-------- EXTRACT TO READ --------

DC3: A learning method for optimization with hard constraints
Authors: Priya L. Donti, David Rolnick, J Zico Kolter
ICLR 2021 | Conference PDF | Archive PDF | Plain Text | LLM Run Details
| Reproducibility Variable | Result | LLM Response |
|---|---|---|
| Research Type | Experimental | We evaluate DC3 for convex quadratic programs (QPs), a simple family of non-convex optimization problems, and the real-world task of AC optimal power flow (ACOPF). Each experiment is run 5 times for 10,000 examples x (with train/test/validation ratio 10:1:1). |
| Researcher Affiliation | Collaboration | 1Carnegie Mellon University, 2Mc Gill University and Mila, 3Bosch Center for AI |
| Pseudocode | Yes | A schematic of the DC3 framework is given in Figure 1, and corresponding pseudocode is given in Algorithm 1. |
| Open Source Code | Yes | Code for all experiments is available at https://github.com/locuslab/DC3 |
| Open Datasets | Yes | Each experiment is run 5 times for 10,000 examples x (with train/test/validation ratio 10:1:1). During training, we use examples x with entries drawn i.i.d. from the uniform distribution on [-1, 1]. We assess our method on a 57-node power system test case available via the MATPOWER package. |
| Dataset Splits | Yes | Each experiment is run 5 times for 10,000 examples x (with train/test/validation ratio 10:1:1). |
| Hardware Specification | Yes | all neural nets and the qpth optimizer were run with full parallelization on a Ge Force GTX 2080 Ti GPU. The OSQP, IPOPT, and PYPOWER optimizers were run sequentially on an Intel Xeon 2.10GHz CPU |
| Software Dependencies | No | The paper mentions software like PyTorch, OSQP, IPOPT, and PYPOWER/MATPOWER, but does not provide specific version numbers for these dependencies. |
| Experiment Setup | Yes | The following parameters were kept fixed for all neural network-based methods across all experiments... Epochs: 1000 Batch size: 200 Hidden layer size: 200 (for both hidden layers) Correction procedure stopping tolerance: 10^-4 Correction procedure momentum: 0.5 |

--------

EXERCISES –
1 - In the DC3 reproducibility table, rewrite the Hardware Specification entry that begins "all neural nets and the qpth optimizer" as a short list, keeping its main facts.
2 - How many epochs does the DC3 reproducibility table give for all neural network-based methods?
The records are separate material, unrelated to the DC3 reproducibility table.

-------- DATA --------

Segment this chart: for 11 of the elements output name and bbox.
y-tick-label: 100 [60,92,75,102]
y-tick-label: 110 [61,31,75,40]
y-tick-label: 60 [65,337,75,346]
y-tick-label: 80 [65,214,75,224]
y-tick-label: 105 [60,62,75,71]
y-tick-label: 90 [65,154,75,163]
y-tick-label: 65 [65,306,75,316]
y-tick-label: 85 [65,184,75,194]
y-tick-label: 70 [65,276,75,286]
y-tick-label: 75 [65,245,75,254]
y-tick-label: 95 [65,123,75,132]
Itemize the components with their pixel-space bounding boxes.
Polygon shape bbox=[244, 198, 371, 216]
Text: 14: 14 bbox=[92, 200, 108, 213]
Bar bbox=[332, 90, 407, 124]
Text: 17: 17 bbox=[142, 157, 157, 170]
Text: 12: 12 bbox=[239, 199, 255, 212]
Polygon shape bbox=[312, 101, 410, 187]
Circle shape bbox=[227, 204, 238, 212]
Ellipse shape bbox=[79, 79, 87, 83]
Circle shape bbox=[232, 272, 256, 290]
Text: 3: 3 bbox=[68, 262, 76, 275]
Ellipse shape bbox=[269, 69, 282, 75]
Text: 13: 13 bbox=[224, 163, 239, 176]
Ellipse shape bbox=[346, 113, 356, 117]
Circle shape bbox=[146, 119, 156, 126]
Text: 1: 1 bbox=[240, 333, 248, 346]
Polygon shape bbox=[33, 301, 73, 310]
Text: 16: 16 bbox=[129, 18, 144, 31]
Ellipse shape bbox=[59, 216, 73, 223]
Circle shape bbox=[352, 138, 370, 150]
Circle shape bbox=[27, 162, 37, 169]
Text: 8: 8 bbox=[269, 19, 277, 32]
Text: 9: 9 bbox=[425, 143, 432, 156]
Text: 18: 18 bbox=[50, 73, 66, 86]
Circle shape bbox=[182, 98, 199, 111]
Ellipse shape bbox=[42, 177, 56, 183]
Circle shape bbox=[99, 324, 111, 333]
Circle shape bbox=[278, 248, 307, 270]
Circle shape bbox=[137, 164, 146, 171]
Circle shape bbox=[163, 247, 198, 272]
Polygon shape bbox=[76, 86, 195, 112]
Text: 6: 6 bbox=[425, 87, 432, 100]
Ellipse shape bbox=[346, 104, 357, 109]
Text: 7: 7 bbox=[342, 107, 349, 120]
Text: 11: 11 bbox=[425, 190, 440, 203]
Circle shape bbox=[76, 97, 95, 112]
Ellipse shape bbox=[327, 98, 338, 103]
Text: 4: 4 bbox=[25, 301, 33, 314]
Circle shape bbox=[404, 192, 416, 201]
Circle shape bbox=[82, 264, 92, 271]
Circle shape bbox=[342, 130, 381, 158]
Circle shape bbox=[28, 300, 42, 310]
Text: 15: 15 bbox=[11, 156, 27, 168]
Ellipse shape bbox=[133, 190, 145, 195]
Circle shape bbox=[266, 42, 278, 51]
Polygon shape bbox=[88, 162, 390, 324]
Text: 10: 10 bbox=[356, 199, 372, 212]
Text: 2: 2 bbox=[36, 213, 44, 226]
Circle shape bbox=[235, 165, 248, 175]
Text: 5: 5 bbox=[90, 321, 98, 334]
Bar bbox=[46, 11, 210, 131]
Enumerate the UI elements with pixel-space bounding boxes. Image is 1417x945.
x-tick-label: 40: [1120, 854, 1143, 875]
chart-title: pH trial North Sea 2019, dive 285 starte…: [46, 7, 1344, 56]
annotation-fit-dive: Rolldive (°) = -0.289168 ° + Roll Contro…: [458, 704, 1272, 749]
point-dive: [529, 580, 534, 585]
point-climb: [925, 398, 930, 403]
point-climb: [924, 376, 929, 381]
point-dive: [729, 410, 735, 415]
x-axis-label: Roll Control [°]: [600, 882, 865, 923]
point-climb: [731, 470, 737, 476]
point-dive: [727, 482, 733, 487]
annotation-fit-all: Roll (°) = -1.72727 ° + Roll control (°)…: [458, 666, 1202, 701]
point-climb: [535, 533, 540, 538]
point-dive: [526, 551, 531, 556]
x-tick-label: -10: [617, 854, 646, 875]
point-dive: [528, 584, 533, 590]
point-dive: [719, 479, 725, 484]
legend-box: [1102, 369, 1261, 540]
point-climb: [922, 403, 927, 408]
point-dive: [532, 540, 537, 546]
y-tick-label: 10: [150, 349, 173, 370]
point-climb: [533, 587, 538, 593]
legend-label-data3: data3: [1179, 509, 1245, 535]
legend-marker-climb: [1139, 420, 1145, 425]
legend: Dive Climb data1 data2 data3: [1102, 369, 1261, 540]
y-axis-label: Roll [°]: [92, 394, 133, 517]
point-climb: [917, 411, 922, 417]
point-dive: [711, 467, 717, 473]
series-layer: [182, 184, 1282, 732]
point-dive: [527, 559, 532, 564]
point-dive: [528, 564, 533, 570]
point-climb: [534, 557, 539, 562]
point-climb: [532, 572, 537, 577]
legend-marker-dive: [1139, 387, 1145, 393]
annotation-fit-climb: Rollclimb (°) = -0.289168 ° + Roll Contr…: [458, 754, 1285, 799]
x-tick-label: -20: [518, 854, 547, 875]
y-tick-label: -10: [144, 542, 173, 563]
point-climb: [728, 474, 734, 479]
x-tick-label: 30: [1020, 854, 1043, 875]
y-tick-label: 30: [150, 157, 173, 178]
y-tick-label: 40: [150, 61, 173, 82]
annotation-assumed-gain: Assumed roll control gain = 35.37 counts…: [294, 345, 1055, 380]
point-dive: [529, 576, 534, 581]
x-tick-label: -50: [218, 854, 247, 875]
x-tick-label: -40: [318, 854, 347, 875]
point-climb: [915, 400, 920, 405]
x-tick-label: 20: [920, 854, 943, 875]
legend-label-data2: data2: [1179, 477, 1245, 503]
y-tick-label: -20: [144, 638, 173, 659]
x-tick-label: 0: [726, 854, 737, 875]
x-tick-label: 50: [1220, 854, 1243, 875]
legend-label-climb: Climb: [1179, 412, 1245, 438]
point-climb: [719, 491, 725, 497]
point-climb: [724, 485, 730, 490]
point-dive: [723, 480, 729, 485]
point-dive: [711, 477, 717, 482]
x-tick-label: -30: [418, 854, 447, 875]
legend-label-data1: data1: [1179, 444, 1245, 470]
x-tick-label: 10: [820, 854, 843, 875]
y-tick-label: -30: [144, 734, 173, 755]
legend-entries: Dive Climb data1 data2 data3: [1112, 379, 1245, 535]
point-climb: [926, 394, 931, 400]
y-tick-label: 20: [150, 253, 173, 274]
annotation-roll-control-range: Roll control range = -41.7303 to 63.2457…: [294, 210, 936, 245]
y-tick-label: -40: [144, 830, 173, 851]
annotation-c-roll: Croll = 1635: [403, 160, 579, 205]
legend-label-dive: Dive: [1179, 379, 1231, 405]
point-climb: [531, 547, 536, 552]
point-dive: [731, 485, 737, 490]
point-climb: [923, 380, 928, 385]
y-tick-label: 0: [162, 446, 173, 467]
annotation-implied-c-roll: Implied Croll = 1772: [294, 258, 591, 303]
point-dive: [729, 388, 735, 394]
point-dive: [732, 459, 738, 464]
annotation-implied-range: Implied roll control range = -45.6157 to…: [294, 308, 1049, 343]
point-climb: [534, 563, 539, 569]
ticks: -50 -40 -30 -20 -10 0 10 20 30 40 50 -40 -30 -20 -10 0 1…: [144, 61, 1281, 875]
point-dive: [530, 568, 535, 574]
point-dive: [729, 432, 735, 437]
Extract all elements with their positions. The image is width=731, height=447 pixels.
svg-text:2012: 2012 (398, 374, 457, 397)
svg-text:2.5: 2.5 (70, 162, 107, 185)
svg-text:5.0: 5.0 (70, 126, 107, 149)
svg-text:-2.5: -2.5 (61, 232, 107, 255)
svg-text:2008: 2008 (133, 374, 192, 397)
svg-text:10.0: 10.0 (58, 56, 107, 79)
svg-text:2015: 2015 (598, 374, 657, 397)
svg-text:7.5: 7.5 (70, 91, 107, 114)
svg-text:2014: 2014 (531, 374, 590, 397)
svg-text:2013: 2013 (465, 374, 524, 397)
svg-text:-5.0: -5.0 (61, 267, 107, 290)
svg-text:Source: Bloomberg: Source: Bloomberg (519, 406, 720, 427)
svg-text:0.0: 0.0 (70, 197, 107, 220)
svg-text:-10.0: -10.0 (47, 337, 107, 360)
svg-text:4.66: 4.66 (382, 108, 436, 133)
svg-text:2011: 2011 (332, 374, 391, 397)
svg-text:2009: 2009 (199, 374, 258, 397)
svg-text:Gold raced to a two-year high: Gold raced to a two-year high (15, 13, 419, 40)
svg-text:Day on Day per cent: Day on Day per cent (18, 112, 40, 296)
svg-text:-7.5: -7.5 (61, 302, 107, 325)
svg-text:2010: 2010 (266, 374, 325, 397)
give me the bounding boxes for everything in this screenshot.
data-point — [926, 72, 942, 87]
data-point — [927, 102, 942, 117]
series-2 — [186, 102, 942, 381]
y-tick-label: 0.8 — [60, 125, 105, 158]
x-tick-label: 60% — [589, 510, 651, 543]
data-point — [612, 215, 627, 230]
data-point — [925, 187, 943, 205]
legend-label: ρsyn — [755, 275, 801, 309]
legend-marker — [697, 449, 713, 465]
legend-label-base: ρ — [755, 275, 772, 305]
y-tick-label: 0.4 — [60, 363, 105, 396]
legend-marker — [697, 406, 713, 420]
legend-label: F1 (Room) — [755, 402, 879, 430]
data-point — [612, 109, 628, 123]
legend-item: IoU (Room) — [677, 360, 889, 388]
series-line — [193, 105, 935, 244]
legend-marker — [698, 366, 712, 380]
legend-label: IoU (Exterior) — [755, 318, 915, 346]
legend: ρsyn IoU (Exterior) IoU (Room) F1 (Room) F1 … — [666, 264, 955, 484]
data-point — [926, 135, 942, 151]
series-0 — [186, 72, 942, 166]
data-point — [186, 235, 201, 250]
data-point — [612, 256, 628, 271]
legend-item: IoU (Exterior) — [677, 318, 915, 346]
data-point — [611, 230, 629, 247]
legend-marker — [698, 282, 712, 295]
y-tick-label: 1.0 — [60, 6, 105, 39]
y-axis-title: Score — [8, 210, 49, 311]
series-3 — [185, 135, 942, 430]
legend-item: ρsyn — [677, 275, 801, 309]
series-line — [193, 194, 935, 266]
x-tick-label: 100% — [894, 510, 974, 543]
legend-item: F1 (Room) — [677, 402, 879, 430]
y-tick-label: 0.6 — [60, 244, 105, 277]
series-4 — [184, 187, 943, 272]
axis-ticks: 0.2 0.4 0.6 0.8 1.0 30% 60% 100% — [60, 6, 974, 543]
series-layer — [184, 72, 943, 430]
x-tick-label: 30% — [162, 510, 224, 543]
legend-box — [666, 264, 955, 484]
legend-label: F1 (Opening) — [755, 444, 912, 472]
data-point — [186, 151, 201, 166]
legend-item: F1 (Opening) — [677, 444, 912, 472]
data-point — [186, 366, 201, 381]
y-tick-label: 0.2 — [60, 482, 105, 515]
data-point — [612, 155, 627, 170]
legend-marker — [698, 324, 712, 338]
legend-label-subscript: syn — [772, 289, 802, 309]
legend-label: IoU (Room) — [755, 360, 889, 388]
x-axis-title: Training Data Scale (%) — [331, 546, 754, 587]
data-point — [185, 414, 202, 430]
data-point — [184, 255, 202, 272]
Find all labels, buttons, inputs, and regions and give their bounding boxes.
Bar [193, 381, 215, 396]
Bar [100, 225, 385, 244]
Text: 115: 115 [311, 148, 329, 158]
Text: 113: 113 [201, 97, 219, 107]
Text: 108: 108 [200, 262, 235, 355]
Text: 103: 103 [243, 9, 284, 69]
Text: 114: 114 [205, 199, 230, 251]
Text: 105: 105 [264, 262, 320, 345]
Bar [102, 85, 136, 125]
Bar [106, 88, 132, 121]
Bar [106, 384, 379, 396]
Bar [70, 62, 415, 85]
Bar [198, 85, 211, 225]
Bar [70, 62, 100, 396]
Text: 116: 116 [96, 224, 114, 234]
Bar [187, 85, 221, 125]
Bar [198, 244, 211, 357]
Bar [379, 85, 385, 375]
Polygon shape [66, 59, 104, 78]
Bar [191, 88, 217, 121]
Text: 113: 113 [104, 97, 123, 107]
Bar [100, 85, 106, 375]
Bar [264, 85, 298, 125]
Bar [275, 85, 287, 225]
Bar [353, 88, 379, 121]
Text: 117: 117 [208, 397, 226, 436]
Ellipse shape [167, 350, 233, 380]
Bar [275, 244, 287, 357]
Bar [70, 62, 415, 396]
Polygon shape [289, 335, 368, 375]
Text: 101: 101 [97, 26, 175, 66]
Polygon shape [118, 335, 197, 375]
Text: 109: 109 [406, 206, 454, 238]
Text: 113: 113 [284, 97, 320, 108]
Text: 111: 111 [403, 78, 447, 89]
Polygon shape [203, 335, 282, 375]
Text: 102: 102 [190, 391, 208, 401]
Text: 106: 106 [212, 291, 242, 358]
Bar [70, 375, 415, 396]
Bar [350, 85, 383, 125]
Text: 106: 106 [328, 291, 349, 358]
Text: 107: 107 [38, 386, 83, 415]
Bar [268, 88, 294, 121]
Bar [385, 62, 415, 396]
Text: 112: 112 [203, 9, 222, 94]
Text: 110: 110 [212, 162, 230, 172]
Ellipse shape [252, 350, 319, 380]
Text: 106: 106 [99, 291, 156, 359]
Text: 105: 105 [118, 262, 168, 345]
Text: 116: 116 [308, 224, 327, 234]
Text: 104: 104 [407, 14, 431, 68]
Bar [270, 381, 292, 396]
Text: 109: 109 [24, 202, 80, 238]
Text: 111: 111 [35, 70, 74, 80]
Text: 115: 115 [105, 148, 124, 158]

--------

SOLUTIONS –
1 -
- Neural nets and the qpth optimizer: run with full parallelization on a Ge Force GTX 2080 Ti GPU
- OSQP, IPOPT, and PYPOWER optimizers: run sequentially on an Intel Xeon 2.10GHz CPU

2 - 1000 epochs.